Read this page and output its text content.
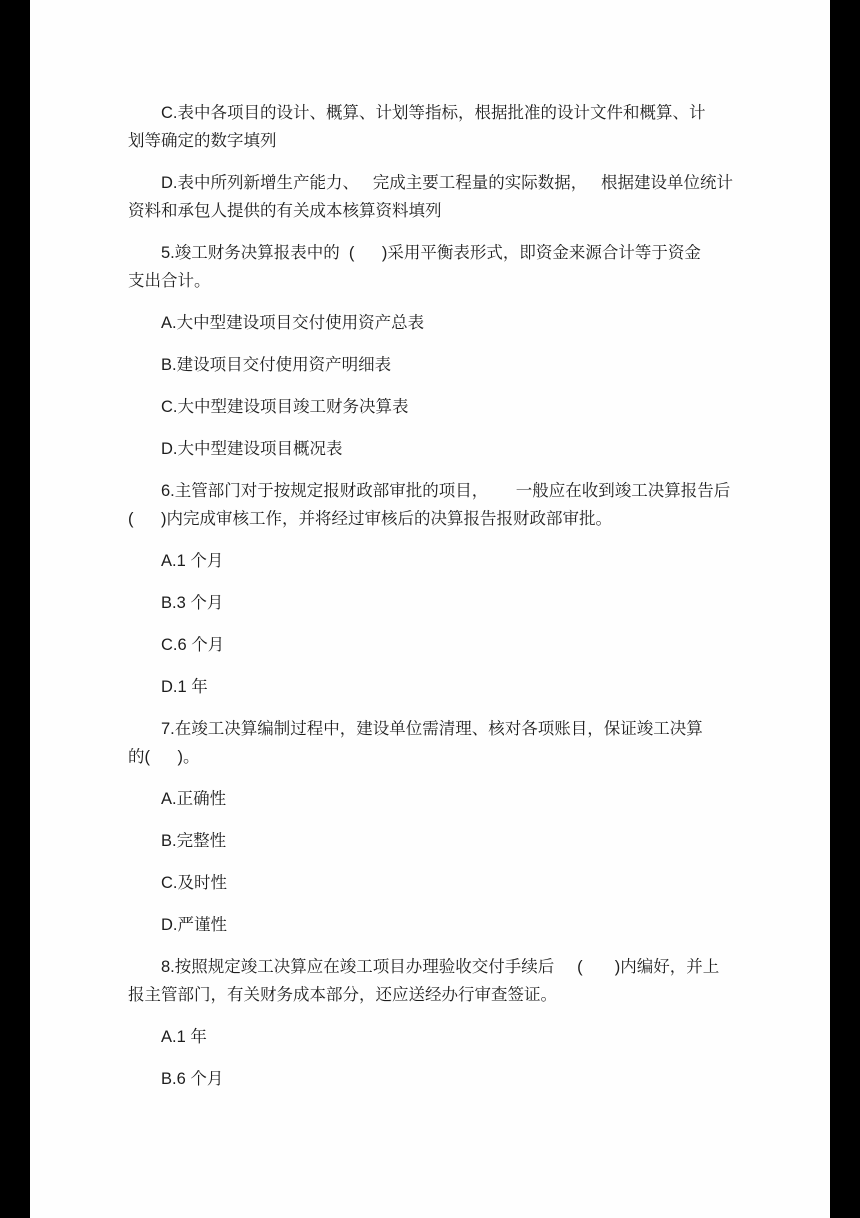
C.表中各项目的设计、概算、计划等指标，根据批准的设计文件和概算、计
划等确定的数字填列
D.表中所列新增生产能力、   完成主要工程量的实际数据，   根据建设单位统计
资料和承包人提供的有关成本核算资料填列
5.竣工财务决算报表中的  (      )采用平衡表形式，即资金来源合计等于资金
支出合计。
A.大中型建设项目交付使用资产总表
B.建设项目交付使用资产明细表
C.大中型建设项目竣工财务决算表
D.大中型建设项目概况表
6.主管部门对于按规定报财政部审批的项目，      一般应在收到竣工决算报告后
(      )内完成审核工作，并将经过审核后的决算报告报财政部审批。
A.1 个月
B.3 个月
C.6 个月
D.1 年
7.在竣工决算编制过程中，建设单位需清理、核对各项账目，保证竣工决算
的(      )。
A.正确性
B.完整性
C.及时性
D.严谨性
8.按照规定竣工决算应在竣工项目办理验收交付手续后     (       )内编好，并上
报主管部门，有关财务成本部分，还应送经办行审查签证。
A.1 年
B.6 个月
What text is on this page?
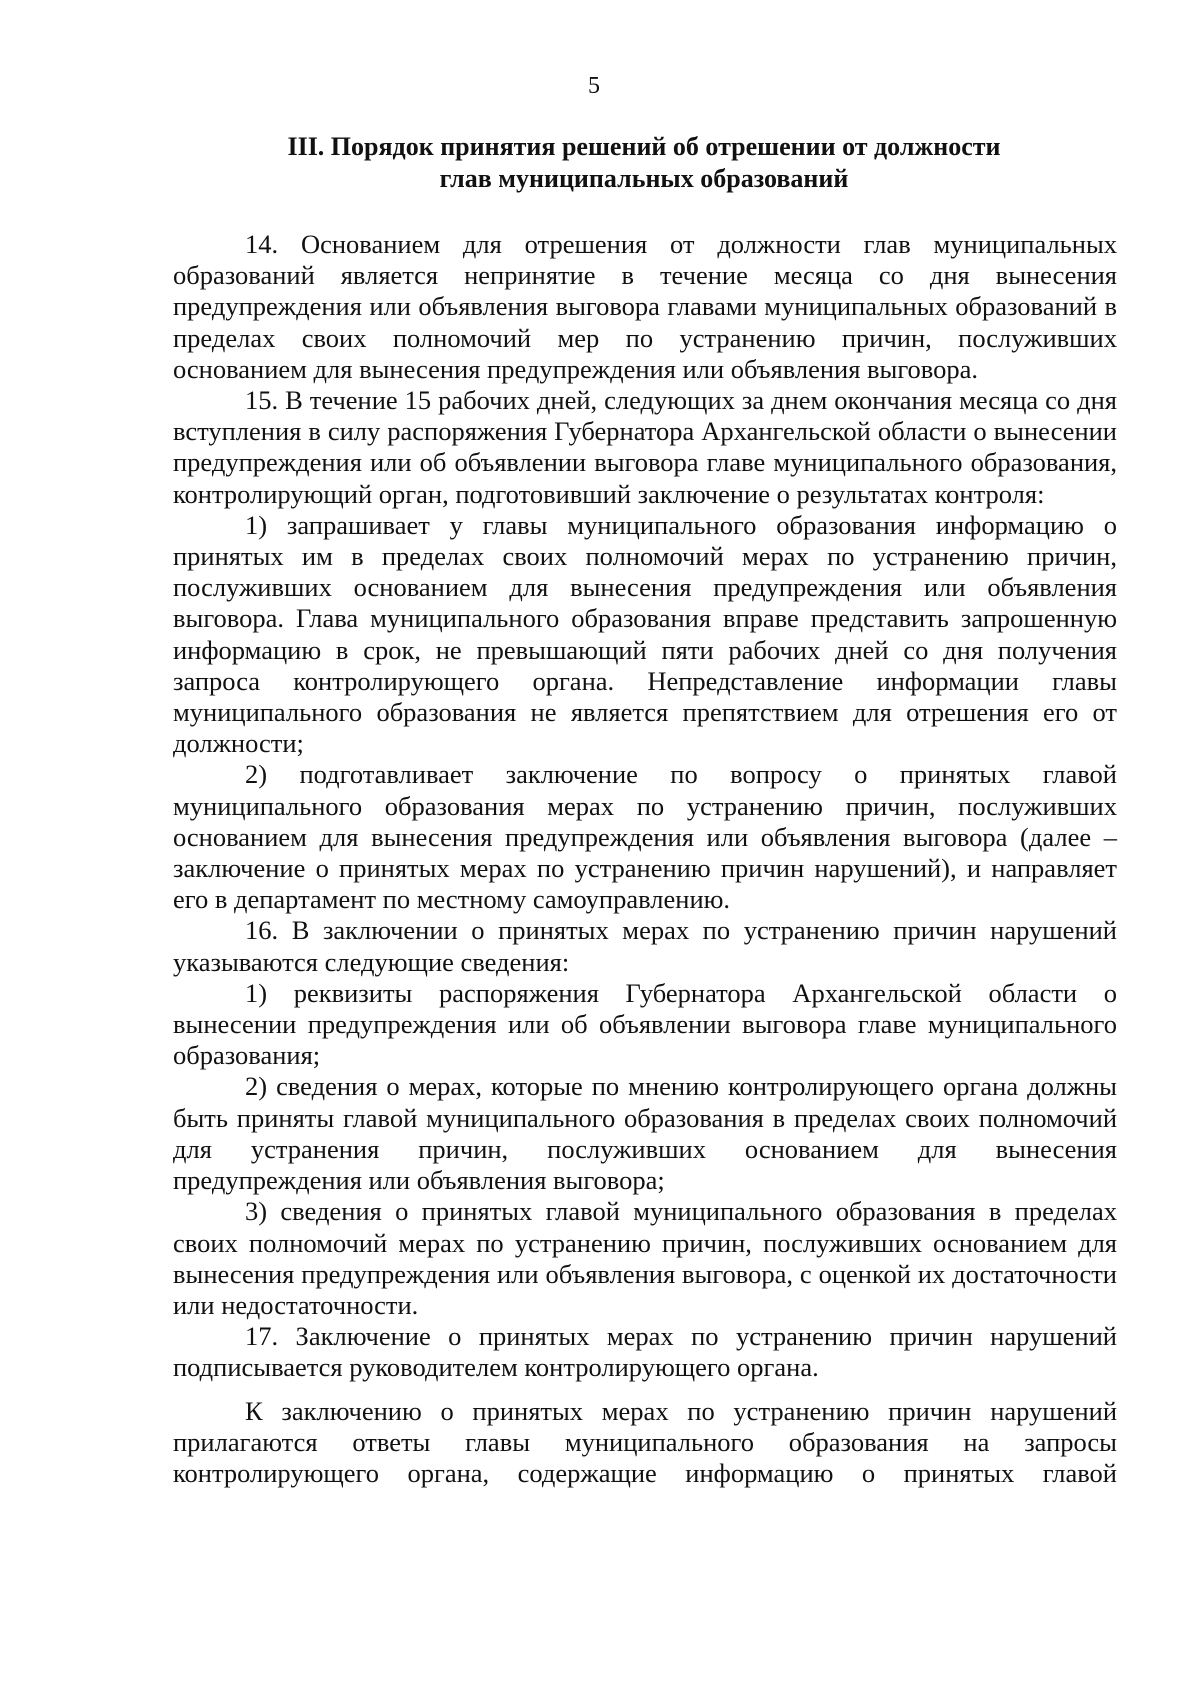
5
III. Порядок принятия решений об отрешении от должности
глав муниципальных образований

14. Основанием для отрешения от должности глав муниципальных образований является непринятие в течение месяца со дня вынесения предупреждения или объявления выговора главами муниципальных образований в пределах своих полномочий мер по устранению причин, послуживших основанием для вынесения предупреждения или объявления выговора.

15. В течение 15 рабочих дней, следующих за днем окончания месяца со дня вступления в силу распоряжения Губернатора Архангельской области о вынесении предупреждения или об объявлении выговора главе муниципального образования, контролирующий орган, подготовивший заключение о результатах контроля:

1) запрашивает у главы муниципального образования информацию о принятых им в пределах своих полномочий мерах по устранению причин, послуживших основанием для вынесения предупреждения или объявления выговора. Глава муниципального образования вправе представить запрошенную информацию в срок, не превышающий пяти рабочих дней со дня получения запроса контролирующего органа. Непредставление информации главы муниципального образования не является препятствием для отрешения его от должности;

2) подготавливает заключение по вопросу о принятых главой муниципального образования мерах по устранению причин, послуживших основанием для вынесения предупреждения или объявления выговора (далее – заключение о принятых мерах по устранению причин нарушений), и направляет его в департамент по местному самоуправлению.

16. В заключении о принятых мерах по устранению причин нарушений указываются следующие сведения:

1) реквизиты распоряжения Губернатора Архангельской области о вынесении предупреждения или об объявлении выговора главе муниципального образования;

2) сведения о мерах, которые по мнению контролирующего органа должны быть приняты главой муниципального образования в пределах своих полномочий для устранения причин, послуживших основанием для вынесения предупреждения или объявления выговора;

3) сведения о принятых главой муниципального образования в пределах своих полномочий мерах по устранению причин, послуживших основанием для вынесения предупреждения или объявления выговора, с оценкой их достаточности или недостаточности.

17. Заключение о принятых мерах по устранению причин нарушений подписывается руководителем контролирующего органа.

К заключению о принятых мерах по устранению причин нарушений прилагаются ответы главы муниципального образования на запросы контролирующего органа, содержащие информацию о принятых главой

Direction — Copy out every line with the word "образований".

Response to this task —
глав муниципальных образований
14. Основанием для отрешения от должности глав муниципальных образований является непринятие в течение месяца со дня вынесения предупреждения или объявления выговора главами муниципальных образований в пределах своих полномочий мер по устранению причин, послуживших основанием для вынесения предупреждения или объявления выговора.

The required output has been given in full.